= Brano da leggere =
──────

Come abbiamo visto, l’avventura nordica di Léonie d’Aunet inizia quando acconsente a convincere il suo compagno, il pittore Auguste Biard, a unirsi alla spedizione scientifica alle isole Svalbard, ponendo come condizione la propria presenza. Il suo resoconto si apre proprio con le vicende parigine che precedono la partenza: la richiesta del botanico Grimard, gli accordi fra i partecipanti, soprattutto la disapprovazione degli amici, che cercano di scoraggiare questa giovane donna: «Che follia – mi dicevano – diventerai brutta!» «Perché mai?» «Paesi spaventosi; siete troppo giovane e delicata per simili fatiche!» «Alla vostra età si va a ballare, non al Polo!» «E se non faceste ritorno?». Ma d’Aunet sa che non può perdere l’occasione di essere la prima donna, una francese, a mettere piede sull’arcipelago più a nord d’Europa.
Molti anni dopo l’autrice riordina i suoi appunti per una pubblicazione con finalità divulgative ma senza pretese scientifiche e sceglie una forma epistolare dal linguaggio semplice e discorsivo, fatta di molti dialoghi e osservazioni personali. Le nove lettere, per un totale di 365 pagine, sono indirizzate a un fratellastro, Léon de Boynest, che si trova a New York. L’itinerario si presenta subito lungo e faticoso, attraverso Belgio, Olanda, Germania, Danimarca, quindi via mare fino a Göteborg, per proseguire a cavallo e in carrozza in Norvegia fino a Trondheim; qui d’Aunet si imbarca su un piroscafo fino a Hammerfest e raggiunge la corvetta La Recherche, che si dirige all’arcipelago delle Svalbard. L’autrice tornerà sul continente dopo alcune settimane e proseguirà con il compagno via terra (al tempo un viaggio più pericoloso e faticoso della via marittima) attraverso la Finlandia e la Svezia, fino a Stoccolma. Dopo un’ultima tappa a Berlino rientrerà a Parigi. Dalle vicende parigine che precedono il viaggio d’Aunet passa a descrivere il paesaggio fiammingo, le cui caratteristiche di ordine, pulizia, armonia contrasteranno con la natura selvaggia della Scandinavia. In questo mondo così ben organizzato compaiono subito diverse figure femminili, colte nella loro quotidianità, mentre puliscono il cortile di casa oppure sono impegnate a «vestirsi, a passeggiare nel parco; o ancora, sedute presso la finestra, ricamano interrompendosi spesso, per dare un’occhiata al piccolo specchio posto all’esterno», per osservare, non viste, quanto accade nella strada. Seguono le visite ai musei, che permettono a d’Aunet di conoscere Paesi lontani, come la Cina, o di approfondire la cultura olandese, soprattutto la pittura dei paesaggisti e di Rembrandt. Paragonando la storia di Amsterdam a quella di Venezia e ripercorrendo le vicende della libera città di Amburgo l’autrice dimostra la propria cultura, mentre una certa «fragilità femminile», non priva di civetteria, traspare quando lamenta la scomodità di tutti i mezzi di trasporto, siano essi carrozze o battelli; infine, il suo carattere anticonformista la porta a criticare le coltivazioni olandesi, confessando di preferire «un giardino trascurato a uno troppo curato».

──────

= Righe mostrate =
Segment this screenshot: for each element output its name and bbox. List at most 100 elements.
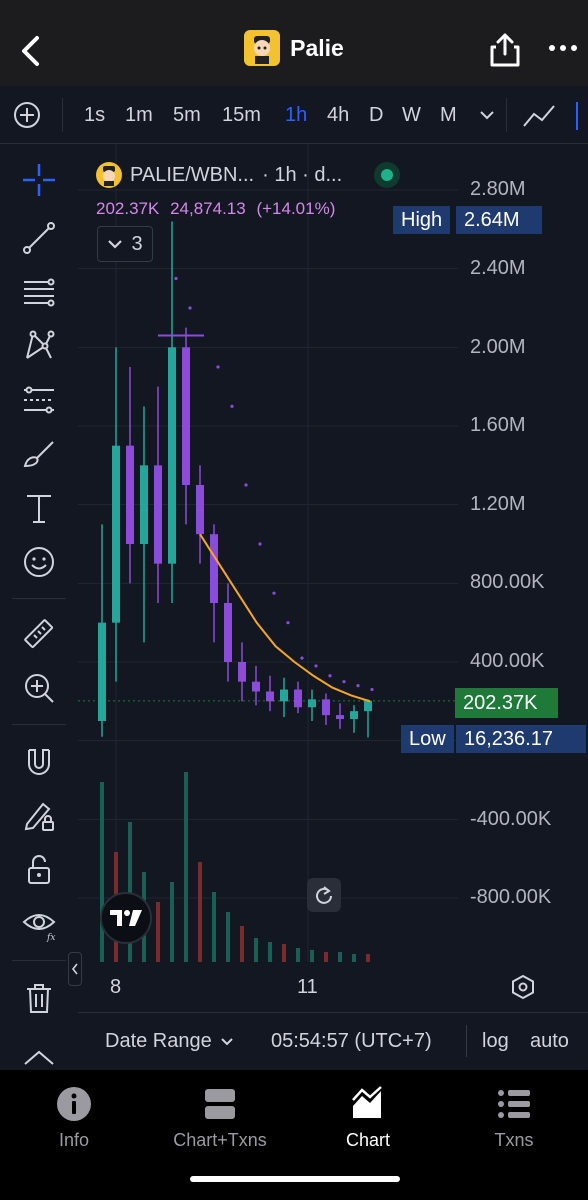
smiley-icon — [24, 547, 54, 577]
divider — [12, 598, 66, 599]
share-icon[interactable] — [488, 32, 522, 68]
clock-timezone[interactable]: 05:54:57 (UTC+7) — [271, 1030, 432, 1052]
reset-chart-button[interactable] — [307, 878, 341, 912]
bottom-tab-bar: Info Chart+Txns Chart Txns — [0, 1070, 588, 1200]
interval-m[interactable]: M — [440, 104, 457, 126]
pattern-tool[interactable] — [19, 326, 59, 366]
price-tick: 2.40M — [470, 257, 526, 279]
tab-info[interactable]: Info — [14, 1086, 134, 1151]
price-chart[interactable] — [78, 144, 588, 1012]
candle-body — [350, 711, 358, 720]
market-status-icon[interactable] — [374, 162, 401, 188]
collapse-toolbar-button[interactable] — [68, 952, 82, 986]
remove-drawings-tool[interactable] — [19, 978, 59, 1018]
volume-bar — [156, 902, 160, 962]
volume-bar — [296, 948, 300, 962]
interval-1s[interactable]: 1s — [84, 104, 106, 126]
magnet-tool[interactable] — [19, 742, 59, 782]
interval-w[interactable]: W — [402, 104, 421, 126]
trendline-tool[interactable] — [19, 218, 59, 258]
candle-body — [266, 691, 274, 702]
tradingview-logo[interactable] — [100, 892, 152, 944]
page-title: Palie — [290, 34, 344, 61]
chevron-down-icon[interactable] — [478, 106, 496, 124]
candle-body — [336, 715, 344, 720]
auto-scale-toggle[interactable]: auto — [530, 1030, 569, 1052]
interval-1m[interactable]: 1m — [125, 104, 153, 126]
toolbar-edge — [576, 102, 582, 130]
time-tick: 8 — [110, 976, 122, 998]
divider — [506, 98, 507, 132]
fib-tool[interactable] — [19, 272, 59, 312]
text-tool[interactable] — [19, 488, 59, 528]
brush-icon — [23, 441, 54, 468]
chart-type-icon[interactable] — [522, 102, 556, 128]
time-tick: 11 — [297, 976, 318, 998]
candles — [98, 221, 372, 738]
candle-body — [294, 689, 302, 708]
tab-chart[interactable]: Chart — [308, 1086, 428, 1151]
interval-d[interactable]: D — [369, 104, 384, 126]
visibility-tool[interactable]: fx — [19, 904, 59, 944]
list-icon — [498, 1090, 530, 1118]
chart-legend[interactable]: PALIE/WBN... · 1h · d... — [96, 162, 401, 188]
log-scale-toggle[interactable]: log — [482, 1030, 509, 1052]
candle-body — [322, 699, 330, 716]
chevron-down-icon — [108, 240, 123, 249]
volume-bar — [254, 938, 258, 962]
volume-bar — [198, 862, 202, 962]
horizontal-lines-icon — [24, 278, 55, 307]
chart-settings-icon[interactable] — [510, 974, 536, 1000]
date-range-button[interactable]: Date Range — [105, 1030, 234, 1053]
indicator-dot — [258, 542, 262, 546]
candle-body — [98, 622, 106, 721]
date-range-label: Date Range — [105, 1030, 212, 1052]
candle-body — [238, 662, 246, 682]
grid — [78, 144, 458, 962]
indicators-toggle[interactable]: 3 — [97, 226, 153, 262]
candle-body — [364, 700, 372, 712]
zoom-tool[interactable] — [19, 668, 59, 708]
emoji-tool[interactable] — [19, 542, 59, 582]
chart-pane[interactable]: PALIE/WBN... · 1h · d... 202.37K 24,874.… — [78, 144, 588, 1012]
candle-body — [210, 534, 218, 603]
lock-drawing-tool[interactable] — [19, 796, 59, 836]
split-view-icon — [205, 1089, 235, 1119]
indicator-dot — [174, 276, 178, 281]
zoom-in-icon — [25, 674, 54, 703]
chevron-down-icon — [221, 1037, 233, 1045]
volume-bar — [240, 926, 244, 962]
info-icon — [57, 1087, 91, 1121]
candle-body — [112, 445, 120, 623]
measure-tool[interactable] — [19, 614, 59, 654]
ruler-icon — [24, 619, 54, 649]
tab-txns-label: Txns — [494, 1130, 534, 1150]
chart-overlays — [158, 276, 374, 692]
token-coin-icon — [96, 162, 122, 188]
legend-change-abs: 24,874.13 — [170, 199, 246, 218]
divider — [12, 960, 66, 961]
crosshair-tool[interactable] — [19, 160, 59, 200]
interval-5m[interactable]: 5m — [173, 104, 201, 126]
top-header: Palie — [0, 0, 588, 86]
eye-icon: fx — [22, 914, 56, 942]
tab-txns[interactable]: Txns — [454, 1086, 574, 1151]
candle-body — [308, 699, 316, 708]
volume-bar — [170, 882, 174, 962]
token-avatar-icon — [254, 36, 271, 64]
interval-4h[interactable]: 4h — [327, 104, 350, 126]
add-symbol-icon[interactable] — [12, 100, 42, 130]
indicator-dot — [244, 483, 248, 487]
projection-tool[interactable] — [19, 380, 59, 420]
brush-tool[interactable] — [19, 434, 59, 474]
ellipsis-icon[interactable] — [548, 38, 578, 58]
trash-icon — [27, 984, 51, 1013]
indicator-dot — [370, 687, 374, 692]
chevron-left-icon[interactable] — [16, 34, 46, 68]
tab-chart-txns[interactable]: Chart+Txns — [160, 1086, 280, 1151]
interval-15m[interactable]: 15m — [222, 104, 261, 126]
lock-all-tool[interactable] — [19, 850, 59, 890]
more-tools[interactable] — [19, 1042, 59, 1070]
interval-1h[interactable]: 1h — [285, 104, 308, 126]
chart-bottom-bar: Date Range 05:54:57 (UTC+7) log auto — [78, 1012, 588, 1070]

──────

Ricopia fedelmente il passo del brano su Léonie d'Aunet che va da "Come abbiamo visto, l’avventura" fino a "a nord d’Europa." compreso.

Come abbiamo visto, l’avventura nordica di Léonie d’Aunet inizia quando acconsente a convincere il suo compagno, il pittore Auguste Biard, a unirsi alla spedizione scientifica alle isole Svalbard, ponendo come condizione la propria presenza. Il suo resoconto si apre proprio con le vicende parigine che precedono la partenza: la richiesta del botanico Grimard, gli accordi fra i partecipanti, soprattutto la disapprovazione degli amici, che cercano di scoraggiare questa giovane donna: «Che follia – mi dicevano – diventerai brutta!» «Perché mai?» «Paesi spaventosi; siete troppo giovane e delicata per simili fatiche!» «Alla vostra età si va a ballare, non al Polo!» «E se non faceste ritorno?». Ma d’Aunet sa che non può perdere l’occasione di essere la prima donna, una francese, a mettere piede sull’arcipelago più a nord d’Europa.